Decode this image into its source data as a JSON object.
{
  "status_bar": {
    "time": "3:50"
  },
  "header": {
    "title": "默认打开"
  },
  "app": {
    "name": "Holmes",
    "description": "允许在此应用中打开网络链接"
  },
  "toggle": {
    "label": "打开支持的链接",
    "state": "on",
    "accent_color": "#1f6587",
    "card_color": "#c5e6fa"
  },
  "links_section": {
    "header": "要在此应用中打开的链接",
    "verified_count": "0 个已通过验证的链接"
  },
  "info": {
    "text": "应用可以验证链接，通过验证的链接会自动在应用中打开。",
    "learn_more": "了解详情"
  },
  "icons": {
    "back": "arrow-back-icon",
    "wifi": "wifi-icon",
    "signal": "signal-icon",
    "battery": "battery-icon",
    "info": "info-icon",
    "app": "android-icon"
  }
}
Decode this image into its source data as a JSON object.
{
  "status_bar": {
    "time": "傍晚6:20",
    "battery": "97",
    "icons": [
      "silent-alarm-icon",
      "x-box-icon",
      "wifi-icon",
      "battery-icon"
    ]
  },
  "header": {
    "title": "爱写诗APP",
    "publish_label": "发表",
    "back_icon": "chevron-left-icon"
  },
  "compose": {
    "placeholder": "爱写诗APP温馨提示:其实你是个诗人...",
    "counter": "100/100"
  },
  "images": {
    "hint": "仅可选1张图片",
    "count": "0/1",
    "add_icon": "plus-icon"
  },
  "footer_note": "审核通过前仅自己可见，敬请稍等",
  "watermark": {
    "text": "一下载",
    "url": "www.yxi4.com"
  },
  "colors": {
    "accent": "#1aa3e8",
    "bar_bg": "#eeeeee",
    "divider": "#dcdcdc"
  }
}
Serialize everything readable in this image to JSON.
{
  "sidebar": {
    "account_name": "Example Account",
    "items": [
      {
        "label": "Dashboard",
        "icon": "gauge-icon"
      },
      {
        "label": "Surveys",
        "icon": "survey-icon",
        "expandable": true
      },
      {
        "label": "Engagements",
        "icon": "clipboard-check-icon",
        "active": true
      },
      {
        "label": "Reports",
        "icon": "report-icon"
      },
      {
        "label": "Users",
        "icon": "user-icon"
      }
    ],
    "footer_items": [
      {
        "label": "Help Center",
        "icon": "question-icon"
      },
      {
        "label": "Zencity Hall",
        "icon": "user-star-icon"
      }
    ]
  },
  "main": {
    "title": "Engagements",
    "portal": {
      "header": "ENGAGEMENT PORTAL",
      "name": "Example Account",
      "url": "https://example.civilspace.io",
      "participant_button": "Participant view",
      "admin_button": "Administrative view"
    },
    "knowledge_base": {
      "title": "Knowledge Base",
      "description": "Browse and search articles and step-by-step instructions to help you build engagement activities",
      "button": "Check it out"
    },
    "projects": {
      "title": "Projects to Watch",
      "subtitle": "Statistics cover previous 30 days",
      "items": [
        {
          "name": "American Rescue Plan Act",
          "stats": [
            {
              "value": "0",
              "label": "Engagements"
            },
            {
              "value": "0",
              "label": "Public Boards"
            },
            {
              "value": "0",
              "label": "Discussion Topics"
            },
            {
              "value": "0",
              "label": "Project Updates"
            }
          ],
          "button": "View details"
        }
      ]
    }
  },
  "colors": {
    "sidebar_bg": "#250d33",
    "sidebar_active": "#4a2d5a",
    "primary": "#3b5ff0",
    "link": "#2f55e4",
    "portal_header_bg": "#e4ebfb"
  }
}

______________________________

Write out every line of the records exactly.

» **RESPONSE TO THIS TASK**
Decode this image into its source data as a JSON object.
{
  "status_bar": {
    "time": "3:50"
  },
  "header": {
    "title": "默认打开"
  },
  "app": {
    "name": "Holmes",
    "description": "允许在此应用中打开网络链接"
  },
  "toggle": {
    "label": "打开支持的链接",
    "state": "on",
    "accent_color": "#1f6587",
    "card_color": "#c5e6fa"
  },
  "links_section": {
    "header": "要在此应用中打开的链接",
    "verified_count": "0 个已通过验证的链接"
  },
  "info": {
    "text": "应用可以验证链接，通过验证的链接会自动在应用中打开。",
    "learn_more": "了解详情"
  },
  "icons": {
    "back": "arrow-back-icon",
    "wifi": "wifi-icon",
    "signal": "signal-icon",
    "battery": "battery-icon",
    "info": "info-icon",
    "app": "android-icon"
  }
}
Decode this image into its source data as a JSON object.
{
  "status_bar": {
    "time": "傍晚6:20",
    "battery": "97",
    "icons": [
      "silent-alarm-icon",
      "x-box-icon",
      "wifi-icon",
      "battery-icon"
    ]
  },
  "header": {
    "title": "爱写诗APP",
    "publish_label": "发表",
    "back_icon": "chevron-left-icon"
  },
  "compose": {
    "placeholder": "爱写诗APP温馨提示:其实你是个诗人...",
    "counter": "100/100"
  },
  "images": {
    "hint": "仅可选1张图片",
    "count": "0/1",
    "add_icon": "plus-icon"
  },
  "footer_note": "审核通过前仅自己可见，敬请稍等",
  "watermark": {
    "text": "一下载",
    "url": "www.yxi4.com"
  },
  "colors": {
    "accent": "#1aa3e8",
    "bar_bg": "#eeeeee",
    "divider": "#dcdcdc"
  }
}
Serialize everything readable in this image to JSON.
{
  "sidebar": {
    "account_name": "Example Account",
    "items": [
      {
        "label": "Dashboard",
        "icon": "gauge-icon"
      },
      {
        "label": "Surveys",
        "icon": "survey-icon",
        "expandable": true
      },
      {
        "label": "Engagements",
        "icon": "clipboard-check-icon",
        "active": true
      },
      {
        "label": "Reports",
        "icon": "report-icon"
      },
      {
        "label": "Users",
        "icon": "user-icon"
      }
    ],
    "footer_items": [
      {
        "label": "Help Center",
        "icon": "question-icon"
      },
      {
        "label": "Zencity Hall",
        "icon": "user-star-icon"
      }
    ]
  },
  "main": {
    "title": "Engagements",
    "portal": {
      "header": "ENGAGEMENT PORTAL",
      "name": "Example Account",
      "url": "https://example.civilspace.io",
      "participant_button": "Participant view",
      "admin_button": "Administrative view"
    },
    "knowledge_base": {
      "title": "Knowledge Base",
      "description": "Browse and search articles and step-by-step instructions to help you build engagement activities",
      "button": "Check it out"
    },
    "projects": {
      "title": "Projects to Watch",
      "subtitle": "Statistics cover previous 30 days",
      "items": [
        {
          "name": "American Rescue Plan Act",
          "stats": [
            {
              "value": "0",
              "label": "Engagements"
            },
            {
              "value": "0",
              "label": "Public Boards"
            },
            {
              "value": "0",
              "label": "Discussion Topics"
            },
            {
              "value": "0",
              "label": "Project Updates"
            }
          ],
          "button": "View details"
        }
      ]
    }
  },
  "colors": {
    "sidebar_bg": "#250d33",
    "sidebar_active": "#4a2d5a",
    "primary": "#3b5ff0",
    "link": "#2f55e4",
    "portal_header_bg": "#e4ebfb"
  }
}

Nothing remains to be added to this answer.